» **Records shown**

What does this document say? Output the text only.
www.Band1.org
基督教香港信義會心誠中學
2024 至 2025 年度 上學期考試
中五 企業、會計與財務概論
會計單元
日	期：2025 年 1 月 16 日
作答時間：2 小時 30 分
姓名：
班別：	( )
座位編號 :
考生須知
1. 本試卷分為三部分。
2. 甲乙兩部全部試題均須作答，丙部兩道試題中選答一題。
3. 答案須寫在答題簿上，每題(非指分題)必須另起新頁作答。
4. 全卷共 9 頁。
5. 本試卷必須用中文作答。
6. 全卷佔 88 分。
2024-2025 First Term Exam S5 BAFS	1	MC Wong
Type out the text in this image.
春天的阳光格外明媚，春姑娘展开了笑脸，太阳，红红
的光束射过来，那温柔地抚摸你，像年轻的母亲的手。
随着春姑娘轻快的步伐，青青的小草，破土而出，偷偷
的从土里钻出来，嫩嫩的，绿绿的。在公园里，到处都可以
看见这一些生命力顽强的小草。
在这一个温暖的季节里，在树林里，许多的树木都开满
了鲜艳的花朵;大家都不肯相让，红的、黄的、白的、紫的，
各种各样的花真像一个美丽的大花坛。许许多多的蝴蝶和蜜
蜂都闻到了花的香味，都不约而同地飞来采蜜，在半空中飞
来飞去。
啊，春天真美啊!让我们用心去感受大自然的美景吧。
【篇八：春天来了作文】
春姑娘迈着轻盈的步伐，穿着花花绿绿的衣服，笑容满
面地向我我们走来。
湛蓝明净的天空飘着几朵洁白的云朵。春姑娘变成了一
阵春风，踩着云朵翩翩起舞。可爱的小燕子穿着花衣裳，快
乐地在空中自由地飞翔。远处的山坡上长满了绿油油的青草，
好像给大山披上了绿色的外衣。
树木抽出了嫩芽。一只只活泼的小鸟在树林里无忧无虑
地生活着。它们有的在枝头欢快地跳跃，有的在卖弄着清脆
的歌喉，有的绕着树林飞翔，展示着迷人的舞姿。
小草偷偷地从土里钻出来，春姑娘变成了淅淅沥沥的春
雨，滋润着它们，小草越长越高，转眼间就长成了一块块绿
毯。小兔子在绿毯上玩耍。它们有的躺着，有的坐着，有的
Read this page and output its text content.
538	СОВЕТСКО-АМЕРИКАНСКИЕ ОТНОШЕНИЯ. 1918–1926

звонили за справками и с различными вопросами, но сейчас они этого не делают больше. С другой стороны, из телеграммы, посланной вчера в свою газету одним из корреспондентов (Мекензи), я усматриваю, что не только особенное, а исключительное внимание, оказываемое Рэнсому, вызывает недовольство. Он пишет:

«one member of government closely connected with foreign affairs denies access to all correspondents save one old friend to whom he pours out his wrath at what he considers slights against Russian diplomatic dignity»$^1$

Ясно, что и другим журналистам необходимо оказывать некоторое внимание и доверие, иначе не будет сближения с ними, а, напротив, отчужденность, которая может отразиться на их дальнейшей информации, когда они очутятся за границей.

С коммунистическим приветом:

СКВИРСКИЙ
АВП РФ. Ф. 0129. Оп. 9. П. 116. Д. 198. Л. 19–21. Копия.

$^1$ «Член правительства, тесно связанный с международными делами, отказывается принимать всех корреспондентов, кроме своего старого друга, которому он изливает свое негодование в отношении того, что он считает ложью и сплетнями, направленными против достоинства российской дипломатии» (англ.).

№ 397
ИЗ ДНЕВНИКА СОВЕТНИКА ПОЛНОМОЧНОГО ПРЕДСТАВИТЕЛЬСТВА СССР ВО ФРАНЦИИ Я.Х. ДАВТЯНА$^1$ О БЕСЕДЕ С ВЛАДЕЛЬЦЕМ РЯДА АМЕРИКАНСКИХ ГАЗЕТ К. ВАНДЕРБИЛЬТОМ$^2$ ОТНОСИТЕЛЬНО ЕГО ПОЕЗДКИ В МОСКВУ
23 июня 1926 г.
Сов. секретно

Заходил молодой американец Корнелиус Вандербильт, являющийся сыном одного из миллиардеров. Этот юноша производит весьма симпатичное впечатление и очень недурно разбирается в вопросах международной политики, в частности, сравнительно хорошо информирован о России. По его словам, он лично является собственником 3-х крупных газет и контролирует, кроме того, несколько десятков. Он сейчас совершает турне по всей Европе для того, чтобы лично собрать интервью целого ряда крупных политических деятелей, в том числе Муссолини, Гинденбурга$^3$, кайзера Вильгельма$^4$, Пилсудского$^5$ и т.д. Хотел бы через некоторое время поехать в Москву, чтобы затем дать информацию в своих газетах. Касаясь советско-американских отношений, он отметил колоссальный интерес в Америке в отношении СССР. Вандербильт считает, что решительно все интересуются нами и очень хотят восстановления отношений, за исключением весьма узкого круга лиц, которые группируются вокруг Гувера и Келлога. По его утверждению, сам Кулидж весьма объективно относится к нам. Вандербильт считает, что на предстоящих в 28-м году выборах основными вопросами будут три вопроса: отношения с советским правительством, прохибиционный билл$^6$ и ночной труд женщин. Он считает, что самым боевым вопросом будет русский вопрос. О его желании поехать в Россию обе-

» **Job**
The records above must be output exactly, in full.

» **Result**
What does this document say? Output the text only.
www.Band1.org
基督教香港信義會心誠中學
2024 至 2025 年度 上學期考試
中五 企業、會計與財務概論
會計單元
日	期：2025 年 1 月 16 日
作答時間：2 小時 30 分
姓名：
班別：	( )
座位編號 :
考生須知
1. 本試卷分為三部分。
2. 甲乙兩部全部試題均須作答，丙部兩道試題中選答一題。
3. 答案須寫在答題簿上，每題(非指分題)必須另起新頁作答。
4. 全卷共 9 頁。
5. 本試卷必須用中文作答。
6. 全卷佔 88 分。
2024-2025 First Term Exam S5 BAFS	1	MC Wong
Type out the text in this image.
春天的阳光格外明媚，春姑娘展开了笑脸，太阳，红红
的光束射过来，那温柔地抚摸你，像年轻的母亲的手。
随着春姑娘轻快的步伐，青青的小草，破土而出，偷偷
的从土里钻出来，嫩嫩的，绿绿的。在公园里，到处都可以
看见这一些生命力顽强的小草。
在这一个温暖的季节里，在树林里，许多的树木都开满
了鲜艳的花朵;大家都不肯相让，红的、黄的、白的、紫的，
各种各样的花真像一个美丽的大花坛。许许多多的蝴蝶和蜜
蜂都闻到了花的香味，都不约而同地飞来采蜜，在半空中飞
来飞去。
啊，春天真美啊!让我们用心去感受大自然的美景吧。
【篇八：春天来了作文】
春姑娘迈着轻盈的步伐，穿着花花绿绿的衣服，笑容满
面地向我我们走来。
湛蓝明净的天空飘着几朵洁白的云朵。春姑娘变成了一
阵春风，踩着云朵翩翩起舞。可爱的小燕子穿着花衣裳，快
乐地在空中自由地飞翔。远处的山坡上长满了绿油油的青草，
好像给大山披上了绿色的外衣。
树木抽出了嫩芽。一只只活泼的小鸟在树林里无忧无虑
地生活着。它们有的在枝头欢快地跳跃，有的在卖弄着清脆
的歌喉，有的绕着树林飞翔，展示着迷人的舞姿。
小草偷偷地从土里钻出来，春姑娘变成了淅淅沥沥的春
雨，滋润着它们，小草越长越高，转眼间就长成了一块块绿
毯。小兔子在绿毯上玩耍。它们有的躺着，有的坐着，有的
Read this page and output its text content.
538	СОВЕТСКО-АМЕРИКАНСКИЕ ОТНОШЕНИЯ. 1918–1926

звонили за справками и с различными вопросами, но сейчас они этого не делают больше. С другой стороны, из телеграммы, посланной вчера в свою газету одним из корреспондентов (Мекензи), я усматриваю, что не только особенное, а исключительное внимание, оказываемое Рэнсому, вызывает недовольство. Он пишет:

«one member of government closely connected with foreign affairs denies access to all correspondents save one old friend to whom he pours out his wrath at what he considers slights against Russian diplomatic dignity»$^1$

Ясно, что и другим журналистам необходимо оказывать некоторое внимание и доверие, иначе не будет сближения с ними, а, напротив, отчужденность, которая может отразиться на их дальнейшей информации, когда они очутятся за границей.

С коммунистическим приветом:

СКВИРСКИЙ
АВП РФ. Ф. 0129. Оп. 9. П. 116. Д. 198. Л. 19–21. Копия.

$^1$ «Член правительства, тесно связанный с международными делами, отказывается принимать всех корреспондентов, кроме своего старого друга, которому он изливает свое негодование в отношении того, что он считает ложью и сплетнями, направленными против достоинства российской дипломатии» (англ.).

№ 397
ИЗ ДНЕВНИКА СОВЕТНИКА ПОЛНОМОЧНОГО ПРЕДСТАВИТЕЛЬСТВА СССР ВО ФРАНЦИИ Я.Х. ДАВТЯНА$^1$ О БЕСЕДЕ С ВЛАДЕЛЬЦЕМ РЯДА АМЕРИКАНСКИХ ГАЗЕТ К. ВАНДЕРБИЛЬТОМ$^2$ ОТНОСИТЕЛЬНО ЕГО ПОЕЗДКИ В МОСКВУ
23 июня 1926 г.
Сов. секретно

Заходил молодой американец Корнелиус Вандербильт, являющийся сыном одного из миллиардеров. Этот юноша производит весьма симпатичное впечатление и очень недурно разбирается в вопросах международной политики, в частности, сравнительно хорошо информирован о России. По его словам, он лично является собственником 3-х крупных газет и контролирует, кроме того, несколько десятков. Он сейчас совершает турне по всей Европе для того, чтобы лично собрать интервью целого ряда крупных политических деятелей, в том числе Муссолини, Гинденбурга$^3$, кайзера Вильгельма$^4$, Пилсудского$^5$ и т.д. Хотел бы через некоторое время поехать в Москву, чтобы затем дать информацию в своих газетах. Касаясь советско-американских отношений, он отметил колоссальный интерес в Америке в отношении СССР. Вандербильт считает, что решительно все интересуются нами и очень хотят восстановления отношений, за исключением весьма узкого круга лиц, которые группируются вокруг Гувера и Келлога. По его утверждению, сам Кулидж весьма объективно относится к нам. Вандербильт считает, что на предстоящих в 28-м году выборах основными вопросами будут три вопроса: отношения с советским правительством, прохибиционный билл$^6$ и ночной труд женщин. Он считает, что самым боевым вопросом будет русский вопрос. О его желании поехать в Россию обе-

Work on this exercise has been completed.